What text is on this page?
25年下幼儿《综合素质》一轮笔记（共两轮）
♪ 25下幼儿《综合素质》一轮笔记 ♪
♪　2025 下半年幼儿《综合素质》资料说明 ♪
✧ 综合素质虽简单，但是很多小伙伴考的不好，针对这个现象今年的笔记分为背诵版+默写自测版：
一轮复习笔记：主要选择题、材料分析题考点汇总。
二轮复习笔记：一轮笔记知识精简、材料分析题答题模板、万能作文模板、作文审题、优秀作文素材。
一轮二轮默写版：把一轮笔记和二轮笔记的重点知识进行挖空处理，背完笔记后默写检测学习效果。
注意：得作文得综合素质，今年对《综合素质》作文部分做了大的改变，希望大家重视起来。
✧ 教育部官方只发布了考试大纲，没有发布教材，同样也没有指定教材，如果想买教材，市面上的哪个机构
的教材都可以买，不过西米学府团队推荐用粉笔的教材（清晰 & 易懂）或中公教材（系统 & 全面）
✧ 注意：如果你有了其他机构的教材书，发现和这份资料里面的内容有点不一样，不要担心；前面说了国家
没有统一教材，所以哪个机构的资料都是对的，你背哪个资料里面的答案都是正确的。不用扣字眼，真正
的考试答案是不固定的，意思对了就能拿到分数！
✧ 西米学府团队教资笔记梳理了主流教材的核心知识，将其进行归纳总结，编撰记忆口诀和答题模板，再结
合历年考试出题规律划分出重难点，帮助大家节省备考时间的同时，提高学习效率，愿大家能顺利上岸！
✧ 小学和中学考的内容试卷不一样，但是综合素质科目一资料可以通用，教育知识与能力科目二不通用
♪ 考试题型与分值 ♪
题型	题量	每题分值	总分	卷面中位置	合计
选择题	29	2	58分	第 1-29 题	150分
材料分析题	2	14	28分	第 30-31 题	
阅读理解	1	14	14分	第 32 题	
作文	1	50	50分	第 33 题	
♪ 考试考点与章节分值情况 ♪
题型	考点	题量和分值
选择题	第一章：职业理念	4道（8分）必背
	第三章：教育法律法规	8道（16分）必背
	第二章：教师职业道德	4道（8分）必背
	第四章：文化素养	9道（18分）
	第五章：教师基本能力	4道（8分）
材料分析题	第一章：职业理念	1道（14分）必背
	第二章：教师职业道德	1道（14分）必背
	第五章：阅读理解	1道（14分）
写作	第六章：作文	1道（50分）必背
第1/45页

--------------------------------

**TASK DESCRIPTION**. Extract the full listing and reproduce each line exactly.

**COMPLETED EXERCISE**.
What text is on this page?
25年下幼儿《综合素质》一轮笔记（共两轮）
♪ 25下幼儿《综合素质》一轮笔记 ♪
♪　2025 下半年幼儿《综合素质》资料说明 ♪
✧ 综合素质虽简单，但是很多小伙伴考的不好，针对这个现象今年的笔记分为背诵版+默写自测版：
一轮复习笔记：主要选择题、材料分析题考点汇总。
二轮复习笔记：一轮笔记知识精简、材料分析题答题模板、万能作文模板、作文审题、优秀作文素材。
一轮二轮默写版：把一轮笔记和二轮笔记的重点知识进行挖空处理，背完笔记后默写检测学习效果。
注意：得作文得综合素质，今年对《综合素质》作文部分做了大的改变，希望大家重视起来。
✧ 教育部官方只发布了考试大纲，没有发布教材，同样也没有指定教材，如果想买教材，市面上的哪个机构
的教材都可以买，不过西米学府团队推荐用粉笔的教材（清晰 & 易懂）或中公教材（系统 & 全面）
✧ 注意：如果你有了其他机构的教材书，发现和这份资料里面的内容有点不一样，不要担心；前面说了国家
没有统一教材，所以哪个机构的资料都是对的，你背哪个资料里面的答案都是正确的。不用扣字眼，真正
的考试答案是不固定的，意思对了就能拿到分数！
✧ 西米学府团队教资笔记梳理了主流教材的核心知识，将其进行归纳总结，编撰记忆口诀和答题模板，再结
合历年考试出题规律划分出重难点，帮助大家节省备考时间的同时，提高学习效率，愿大家能顺利上岸！
✧ 小学和中学考的内容试卷不一样，但是综合素质科目一资料可以通用，教育知识与能力科目二不通用
♪ 考试题型与分值 ♪
题型	题量	每题分值	总分	卷面中位置	合计
选择题	29	2	58分	第 1-29 题	150分
材料分析题	2	14	28分	第 30-31 题	
阅读理解	1	14	14分	第 32 题	
作文	1	50	50分	第 33 题	
♪ 考试考点与章节分值情况 ♪
题型	考点	题量和分值
选择题	第一章：职业理念	4道（8分）必背
	第三章：教育法律法规	8道（16分）必背
	第二章：教师职业道德	4道（8分）必背
	第四章：文化素养	9道（18分）
	第五章：教师基本能力	4道（8分）
材料分析题	第一章：职业理念	1道（14分）必背
	第二章：教师职业道德	1道（14分）必背
	第五章：阅读理解	1道（14分）
写作	第六章：作文	1道（50分）必背
第1/45页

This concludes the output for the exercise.